Collected data entries
===

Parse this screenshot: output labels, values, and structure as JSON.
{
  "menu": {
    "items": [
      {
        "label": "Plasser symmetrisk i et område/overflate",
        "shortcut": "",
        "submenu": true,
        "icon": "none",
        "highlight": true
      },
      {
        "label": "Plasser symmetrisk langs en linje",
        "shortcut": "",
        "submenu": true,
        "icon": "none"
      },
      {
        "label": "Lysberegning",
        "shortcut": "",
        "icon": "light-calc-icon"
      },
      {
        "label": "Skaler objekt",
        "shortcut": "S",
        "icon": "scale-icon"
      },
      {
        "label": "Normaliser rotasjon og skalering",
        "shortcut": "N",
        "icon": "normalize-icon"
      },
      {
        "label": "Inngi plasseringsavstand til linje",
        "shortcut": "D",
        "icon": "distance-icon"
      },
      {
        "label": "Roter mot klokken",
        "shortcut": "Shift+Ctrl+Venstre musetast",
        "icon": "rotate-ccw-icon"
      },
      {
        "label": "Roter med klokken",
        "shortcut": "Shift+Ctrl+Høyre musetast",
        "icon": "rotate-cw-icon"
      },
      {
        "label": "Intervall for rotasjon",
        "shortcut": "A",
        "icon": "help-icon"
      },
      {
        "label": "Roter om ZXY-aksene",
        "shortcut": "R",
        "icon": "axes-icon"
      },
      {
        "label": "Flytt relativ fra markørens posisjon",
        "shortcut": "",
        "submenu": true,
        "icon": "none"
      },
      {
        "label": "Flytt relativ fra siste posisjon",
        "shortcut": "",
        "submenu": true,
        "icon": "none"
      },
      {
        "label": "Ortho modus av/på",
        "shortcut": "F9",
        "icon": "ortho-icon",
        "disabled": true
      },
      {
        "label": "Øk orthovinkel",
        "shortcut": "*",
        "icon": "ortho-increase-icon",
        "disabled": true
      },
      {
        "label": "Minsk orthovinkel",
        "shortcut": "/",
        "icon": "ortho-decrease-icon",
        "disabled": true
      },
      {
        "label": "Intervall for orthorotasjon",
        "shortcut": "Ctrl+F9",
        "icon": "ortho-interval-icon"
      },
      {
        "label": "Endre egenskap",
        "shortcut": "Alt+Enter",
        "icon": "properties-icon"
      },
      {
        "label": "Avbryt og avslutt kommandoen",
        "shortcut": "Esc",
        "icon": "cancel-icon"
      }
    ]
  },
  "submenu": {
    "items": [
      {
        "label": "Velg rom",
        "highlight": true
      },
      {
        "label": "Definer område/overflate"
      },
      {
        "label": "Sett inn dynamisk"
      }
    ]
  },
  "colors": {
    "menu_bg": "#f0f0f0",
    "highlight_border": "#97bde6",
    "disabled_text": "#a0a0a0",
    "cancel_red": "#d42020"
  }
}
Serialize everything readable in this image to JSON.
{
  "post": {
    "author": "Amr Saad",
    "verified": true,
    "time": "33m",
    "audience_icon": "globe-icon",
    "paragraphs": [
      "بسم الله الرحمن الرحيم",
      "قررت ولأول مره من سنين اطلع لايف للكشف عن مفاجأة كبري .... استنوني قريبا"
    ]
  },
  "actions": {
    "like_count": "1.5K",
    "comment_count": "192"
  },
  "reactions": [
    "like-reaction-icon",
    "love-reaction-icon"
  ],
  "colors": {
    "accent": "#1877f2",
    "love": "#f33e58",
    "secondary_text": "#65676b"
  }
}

===

> Written exercise:
Extract, word for word, each line of the listing above.

> Worked answer:
Parse this screenshot: output labels, values, and structure as JSON.
{
  "menu": {
    "items": [
      {
        "label": "Plasser symmetrisk i et område/overflate",
        "shortcut": "",
        "submenu": true,
        "icon": "none",
        "highlight": true
      },
      {
        "label": "Plasser symmetrisk langs en linje",
        "shortcut": "",
        "submenu": true,
        "icon": "none"
      },
      {
        "label": "Lysberegning",
        "shortcut": "",
        "icon": "light-calc-icon"
      },
      {
        "label": "Skaler objekt",
        "shortcut": "S",
        "icon": "scale-icon"
      },
      {
        "label": "Normaliser rotasjon og skalering",
        "shortcut": "N",
        "icon": "normalize-icon"
      },
      {
        "label": "Inngi plasseringsavstand til linje",
        "shortcut": "D",
        "icon": "distance-icon"
      },
      {
        "label": "Roter mot klokken",
        "shortcut": "Shift+Ctrl+Venstre musetast",
        "icon": "rotate-ccw-icon"
      },
      {
        "label": "Roter med klokken",
        "shortcut": "Shift+Ctrl+Høyre musetast",
        "icon": "rotate-cw-icon"
      },
      {
        "label": "Intervall for rotasjon",
        "shortcut": "A",
        "icon": "help-icon"
      },
      {
        "label": "Roter om ZXY-aksene",
        "shortcut": "R",
        "icon": "axes-icon"
      },
      {
        "label": "Flytt relativ fra markørens posisjon",
        "shortcut": "",
        "submenu": true,
        "icon": "none"
      },
      {
        "label": "Flytt relativ fra siste posisjon",
        "shortcut": "",
        "submenu": true,
        "icon": "none"
      },
      {
        "label": "Ortho modus av/på",
        "shortcut": "F9",
        "icon": "ortho-icon",
        "disabled": true
      },
      {
        "label": "Øk orthovinkel",
        "shortcut": "*",
        "icon": "ortho-increase-icon",
        "disabled": true
      },
      {
        "label": "Minsk orthovinkel",
        "shortcut": "/",
        "icon": "ortho-decrease-icon",
        "disabled": true
      },
      {
        "label": "Intervall for orthorotasjon",
        "shortcut": "Ctrl+F9",
        "icon": "ortho-interval-icon"
      },
      {
        "label": "Endre egenskap",
        "shortcut": "Alt+Enter",
        "icon": "properties-icon"
      },
      {
        "label": "Avbryt og avslutt kommandoen",
        "shortcut": "Esc",
        "icon": "cancel-icon"
      }
    ]
  },
  "submenu": {
    "items": [
      {
        "label": "Velg rom",
        "highlight": true
      },
      {
        "label": "Definer område/overflate"
      },
      {
        "label": "Sett inn dynamisk"
      }
    ]
  },
  "colors": {
    "menu_bg": "#f0f0f0",
    "highlight_border": "#97bde6",
    "disabled_text": "#a0a0a0",
    "cancel_red": "#d42020"
  }
}
Serialize everything readable in this image to JSON.
{
  "post": {
    "author": "Amr Saad",
    "verified": true,
    "time": "33m",
    "audience_icon": "globe-icon",
    "paragraphs": [
      "بسم الله الرحمن الرحيم",
      "قررت ولأول مره من سنين اطلع لايف للكشف عن مفاجأة كبري .... استنوني قريبا"
    ]
  },
  "actions": {
    "like_count": "1.5K",
    "comment_count": "192"
  },
  "reactions": [
    "like-reaction-icon",
    "love-reaction-icon"
  ],
  "colors": {
    "accent": "#1877f2",
    "love": "#f33e58",
    "secondary_text": "#65676b"
  }
}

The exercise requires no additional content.